Short task
Show each line of the data below that has the string "humidity" in it.
>> Begin
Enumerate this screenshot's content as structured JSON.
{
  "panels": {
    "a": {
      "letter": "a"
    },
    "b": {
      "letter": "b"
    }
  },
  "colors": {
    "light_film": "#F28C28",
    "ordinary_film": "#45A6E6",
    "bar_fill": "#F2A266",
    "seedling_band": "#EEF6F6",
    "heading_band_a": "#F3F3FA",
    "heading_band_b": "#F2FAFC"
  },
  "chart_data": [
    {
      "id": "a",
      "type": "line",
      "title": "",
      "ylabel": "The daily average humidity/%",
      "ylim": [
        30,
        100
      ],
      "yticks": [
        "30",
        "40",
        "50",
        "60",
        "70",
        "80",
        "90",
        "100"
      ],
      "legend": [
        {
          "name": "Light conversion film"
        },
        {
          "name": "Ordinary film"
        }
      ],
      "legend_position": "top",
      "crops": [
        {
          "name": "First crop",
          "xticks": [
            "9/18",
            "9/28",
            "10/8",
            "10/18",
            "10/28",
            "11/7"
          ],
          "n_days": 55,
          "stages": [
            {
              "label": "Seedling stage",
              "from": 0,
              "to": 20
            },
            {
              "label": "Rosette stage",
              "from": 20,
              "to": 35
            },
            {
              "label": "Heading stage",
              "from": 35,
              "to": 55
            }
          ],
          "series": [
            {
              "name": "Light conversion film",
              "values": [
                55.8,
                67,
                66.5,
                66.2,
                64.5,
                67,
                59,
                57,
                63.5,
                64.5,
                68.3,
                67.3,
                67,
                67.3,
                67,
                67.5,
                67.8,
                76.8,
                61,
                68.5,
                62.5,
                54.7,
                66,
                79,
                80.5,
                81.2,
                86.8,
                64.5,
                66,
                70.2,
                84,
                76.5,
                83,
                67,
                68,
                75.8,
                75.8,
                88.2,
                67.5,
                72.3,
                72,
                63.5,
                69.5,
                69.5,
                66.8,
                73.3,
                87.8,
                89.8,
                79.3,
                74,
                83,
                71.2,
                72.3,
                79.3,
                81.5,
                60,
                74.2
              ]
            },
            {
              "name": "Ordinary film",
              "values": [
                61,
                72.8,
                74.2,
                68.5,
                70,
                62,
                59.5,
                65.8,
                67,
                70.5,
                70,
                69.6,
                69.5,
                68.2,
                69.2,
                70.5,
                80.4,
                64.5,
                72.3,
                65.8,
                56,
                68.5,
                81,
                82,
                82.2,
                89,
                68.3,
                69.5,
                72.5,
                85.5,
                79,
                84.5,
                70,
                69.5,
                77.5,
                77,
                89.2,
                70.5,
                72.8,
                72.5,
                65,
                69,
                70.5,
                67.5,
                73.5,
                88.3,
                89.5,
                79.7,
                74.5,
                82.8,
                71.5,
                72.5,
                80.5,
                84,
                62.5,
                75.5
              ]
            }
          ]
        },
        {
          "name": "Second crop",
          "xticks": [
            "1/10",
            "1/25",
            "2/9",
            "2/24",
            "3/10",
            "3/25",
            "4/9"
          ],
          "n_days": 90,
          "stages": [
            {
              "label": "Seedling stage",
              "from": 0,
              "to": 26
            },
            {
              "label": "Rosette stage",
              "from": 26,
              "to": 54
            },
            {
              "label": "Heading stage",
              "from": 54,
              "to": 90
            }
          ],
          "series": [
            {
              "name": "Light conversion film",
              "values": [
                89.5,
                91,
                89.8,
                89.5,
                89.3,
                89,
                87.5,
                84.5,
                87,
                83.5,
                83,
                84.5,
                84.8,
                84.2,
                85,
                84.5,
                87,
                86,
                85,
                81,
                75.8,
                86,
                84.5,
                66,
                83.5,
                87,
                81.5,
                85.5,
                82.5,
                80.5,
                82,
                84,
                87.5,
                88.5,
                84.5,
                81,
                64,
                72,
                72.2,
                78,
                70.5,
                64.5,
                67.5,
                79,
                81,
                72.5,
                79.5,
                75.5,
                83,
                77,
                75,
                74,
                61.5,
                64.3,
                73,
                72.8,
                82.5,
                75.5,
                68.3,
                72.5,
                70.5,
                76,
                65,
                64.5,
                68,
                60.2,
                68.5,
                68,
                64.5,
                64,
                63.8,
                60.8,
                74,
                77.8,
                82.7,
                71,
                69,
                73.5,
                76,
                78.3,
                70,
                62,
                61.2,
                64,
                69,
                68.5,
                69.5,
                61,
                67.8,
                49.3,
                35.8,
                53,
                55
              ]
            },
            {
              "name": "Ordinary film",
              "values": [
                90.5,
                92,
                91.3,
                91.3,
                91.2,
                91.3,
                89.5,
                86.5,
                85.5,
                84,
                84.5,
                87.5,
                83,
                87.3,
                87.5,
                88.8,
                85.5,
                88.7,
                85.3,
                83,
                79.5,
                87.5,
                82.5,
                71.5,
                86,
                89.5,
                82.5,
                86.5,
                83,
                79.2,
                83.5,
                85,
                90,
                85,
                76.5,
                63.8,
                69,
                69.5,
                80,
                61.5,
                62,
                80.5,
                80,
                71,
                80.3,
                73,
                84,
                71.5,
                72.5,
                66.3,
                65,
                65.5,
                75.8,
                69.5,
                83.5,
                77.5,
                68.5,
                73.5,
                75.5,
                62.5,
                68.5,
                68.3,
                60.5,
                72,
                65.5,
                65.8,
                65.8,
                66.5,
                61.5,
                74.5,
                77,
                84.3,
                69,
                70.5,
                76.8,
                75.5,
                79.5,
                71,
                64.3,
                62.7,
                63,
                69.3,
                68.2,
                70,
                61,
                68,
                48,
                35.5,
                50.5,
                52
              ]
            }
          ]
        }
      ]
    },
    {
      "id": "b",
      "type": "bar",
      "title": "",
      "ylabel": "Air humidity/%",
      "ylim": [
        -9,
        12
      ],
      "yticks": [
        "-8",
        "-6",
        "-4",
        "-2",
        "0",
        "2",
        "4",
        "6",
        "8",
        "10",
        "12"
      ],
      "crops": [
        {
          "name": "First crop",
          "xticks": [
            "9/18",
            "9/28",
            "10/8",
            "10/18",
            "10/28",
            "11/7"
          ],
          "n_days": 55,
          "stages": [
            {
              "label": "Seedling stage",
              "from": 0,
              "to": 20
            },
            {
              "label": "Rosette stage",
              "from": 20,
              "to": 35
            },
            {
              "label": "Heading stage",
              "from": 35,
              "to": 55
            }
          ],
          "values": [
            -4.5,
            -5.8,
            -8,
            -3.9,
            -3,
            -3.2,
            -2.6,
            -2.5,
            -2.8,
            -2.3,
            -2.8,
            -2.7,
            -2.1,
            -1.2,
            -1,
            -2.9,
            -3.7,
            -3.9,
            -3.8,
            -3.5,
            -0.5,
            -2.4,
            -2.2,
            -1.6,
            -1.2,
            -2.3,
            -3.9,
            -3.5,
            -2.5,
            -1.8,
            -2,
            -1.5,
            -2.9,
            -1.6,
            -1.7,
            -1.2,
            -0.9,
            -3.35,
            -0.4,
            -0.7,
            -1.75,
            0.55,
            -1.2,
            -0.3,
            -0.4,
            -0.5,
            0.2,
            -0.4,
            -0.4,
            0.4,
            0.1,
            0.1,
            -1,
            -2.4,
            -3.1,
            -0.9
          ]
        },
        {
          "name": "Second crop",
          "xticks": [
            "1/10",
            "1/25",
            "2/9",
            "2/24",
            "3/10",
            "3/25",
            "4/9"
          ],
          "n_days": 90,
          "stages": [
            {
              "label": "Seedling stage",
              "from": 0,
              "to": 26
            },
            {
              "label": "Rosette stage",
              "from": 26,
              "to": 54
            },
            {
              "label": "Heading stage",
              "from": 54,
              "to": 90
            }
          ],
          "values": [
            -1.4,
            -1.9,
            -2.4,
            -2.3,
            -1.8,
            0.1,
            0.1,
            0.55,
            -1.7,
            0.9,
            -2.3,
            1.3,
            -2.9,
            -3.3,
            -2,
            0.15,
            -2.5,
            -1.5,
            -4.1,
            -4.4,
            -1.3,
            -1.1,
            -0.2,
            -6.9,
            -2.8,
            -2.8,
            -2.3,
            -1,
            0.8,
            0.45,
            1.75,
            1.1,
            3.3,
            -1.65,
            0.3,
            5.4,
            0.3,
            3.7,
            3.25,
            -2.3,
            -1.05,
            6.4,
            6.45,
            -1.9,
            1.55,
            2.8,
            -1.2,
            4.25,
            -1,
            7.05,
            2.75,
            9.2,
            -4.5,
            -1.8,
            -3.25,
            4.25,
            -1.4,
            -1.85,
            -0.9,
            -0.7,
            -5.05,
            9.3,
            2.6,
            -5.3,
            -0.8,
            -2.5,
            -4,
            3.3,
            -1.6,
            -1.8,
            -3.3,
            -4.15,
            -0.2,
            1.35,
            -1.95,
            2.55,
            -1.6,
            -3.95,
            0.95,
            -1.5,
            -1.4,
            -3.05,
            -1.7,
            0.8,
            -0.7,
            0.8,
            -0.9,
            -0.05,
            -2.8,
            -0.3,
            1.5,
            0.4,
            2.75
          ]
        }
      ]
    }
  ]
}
>> End
Output for this task
      "ylabel": "The daily average humidity/%",
      "ylabel": "Air humidity/%",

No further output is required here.